* [TASK DIRECTIONS]
Please report how many lines of the following entries hold the word "kablage", giving the number alone.
-------- EXTRACTED ENTRIES
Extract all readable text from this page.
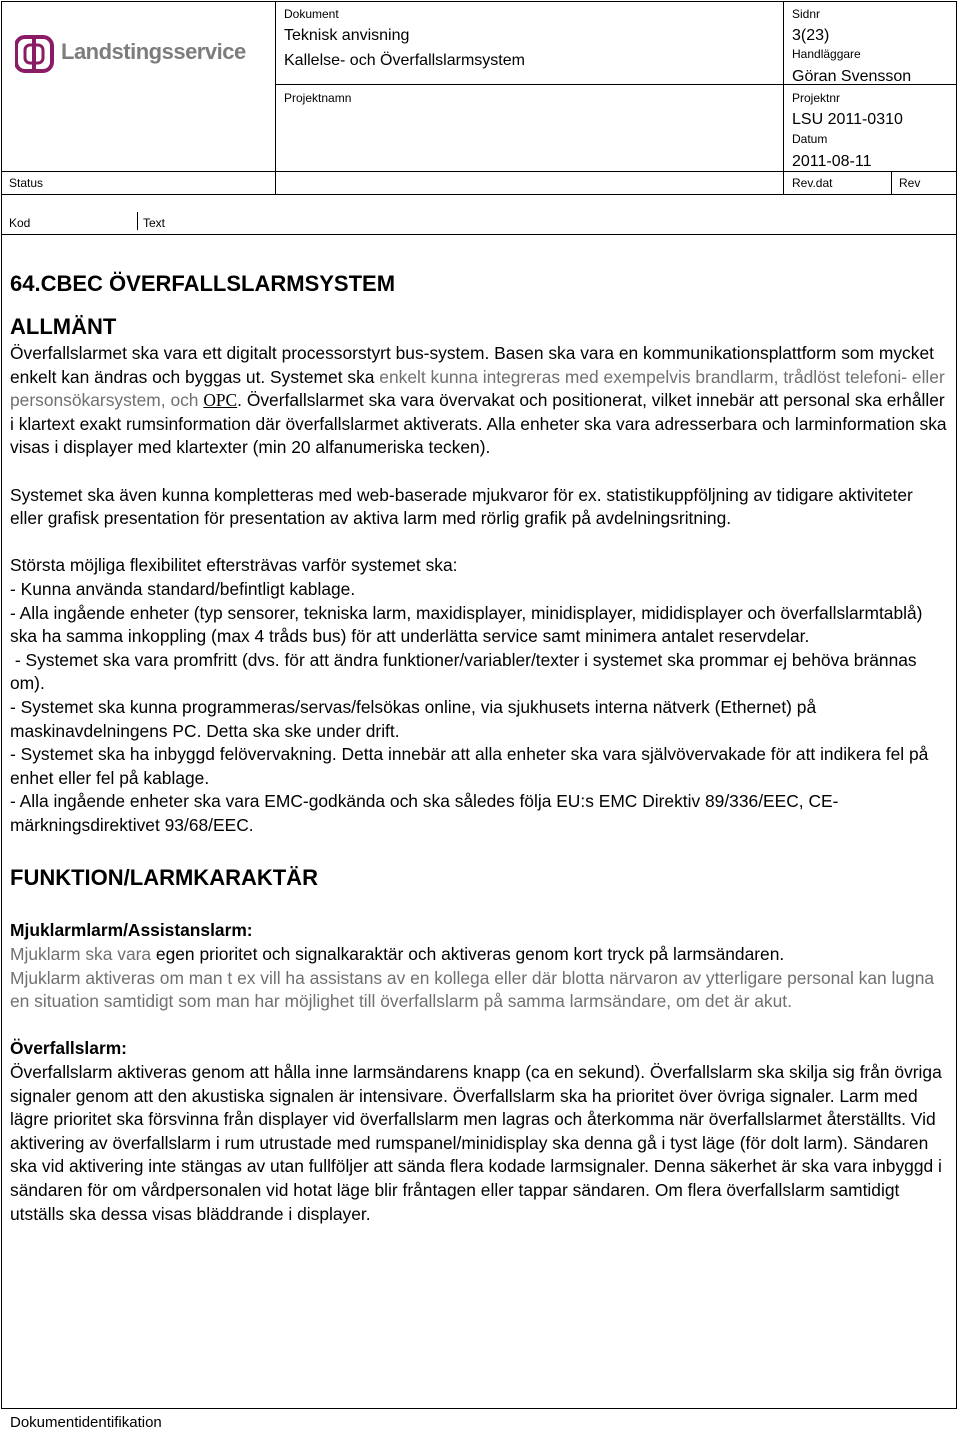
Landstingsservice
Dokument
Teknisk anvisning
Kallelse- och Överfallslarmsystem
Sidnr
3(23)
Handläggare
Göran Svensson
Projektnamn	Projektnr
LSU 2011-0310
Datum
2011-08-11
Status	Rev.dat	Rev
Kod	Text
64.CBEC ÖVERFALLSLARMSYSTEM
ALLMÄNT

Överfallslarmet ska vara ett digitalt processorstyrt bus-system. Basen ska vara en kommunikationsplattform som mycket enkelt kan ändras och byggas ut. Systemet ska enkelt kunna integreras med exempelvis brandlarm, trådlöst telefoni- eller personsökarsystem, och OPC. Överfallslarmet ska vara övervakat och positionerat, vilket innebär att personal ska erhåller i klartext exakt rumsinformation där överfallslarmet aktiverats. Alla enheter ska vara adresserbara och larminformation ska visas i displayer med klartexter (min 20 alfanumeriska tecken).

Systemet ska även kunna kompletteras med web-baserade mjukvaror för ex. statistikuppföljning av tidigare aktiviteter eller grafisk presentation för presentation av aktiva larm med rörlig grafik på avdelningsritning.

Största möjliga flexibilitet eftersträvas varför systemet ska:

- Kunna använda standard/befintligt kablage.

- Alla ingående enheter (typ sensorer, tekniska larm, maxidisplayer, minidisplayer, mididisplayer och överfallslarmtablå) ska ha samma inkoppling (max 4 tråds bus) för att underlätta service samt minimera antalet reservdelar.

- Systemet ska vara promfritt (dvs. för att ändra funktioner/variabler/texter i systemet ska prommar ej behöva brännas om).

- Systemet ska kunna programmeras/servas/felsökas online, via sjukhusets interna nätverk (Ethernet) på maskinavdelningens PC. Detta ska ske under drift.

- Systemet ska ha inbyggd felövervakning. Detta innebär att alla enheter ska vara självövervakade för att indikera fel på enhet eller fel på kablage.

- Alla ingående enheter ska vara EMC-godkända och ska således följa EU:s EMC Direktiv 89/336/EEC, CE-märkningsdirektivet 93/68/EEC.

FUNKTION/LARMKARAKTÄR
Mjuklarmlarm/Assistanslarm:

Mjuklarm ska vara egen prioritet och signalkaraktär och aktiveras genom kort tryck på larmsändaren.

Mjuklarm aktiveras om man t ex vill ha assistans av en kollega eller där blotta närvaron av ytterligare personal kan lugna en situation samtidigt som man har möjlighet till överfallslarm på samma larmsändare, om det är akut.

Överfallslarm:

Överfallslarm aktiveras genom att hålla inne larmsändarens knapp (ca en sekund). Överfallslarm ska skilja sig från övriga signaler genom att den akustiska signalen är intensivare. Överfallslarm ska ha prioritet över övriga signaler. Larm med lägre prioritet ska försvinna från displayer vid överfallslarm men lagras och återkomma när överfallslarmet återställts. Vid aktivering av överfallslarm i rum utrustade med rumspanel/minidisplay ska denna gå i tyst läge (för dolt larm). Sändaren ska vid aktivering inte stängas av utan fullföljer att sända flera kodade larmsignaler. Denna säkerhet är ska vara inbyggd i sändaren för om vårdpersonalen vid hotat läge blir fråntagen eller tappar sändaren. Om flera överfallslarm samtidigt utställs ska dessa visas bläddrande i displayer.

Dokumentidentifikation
----------------
* [YOUR SOLUTION]
2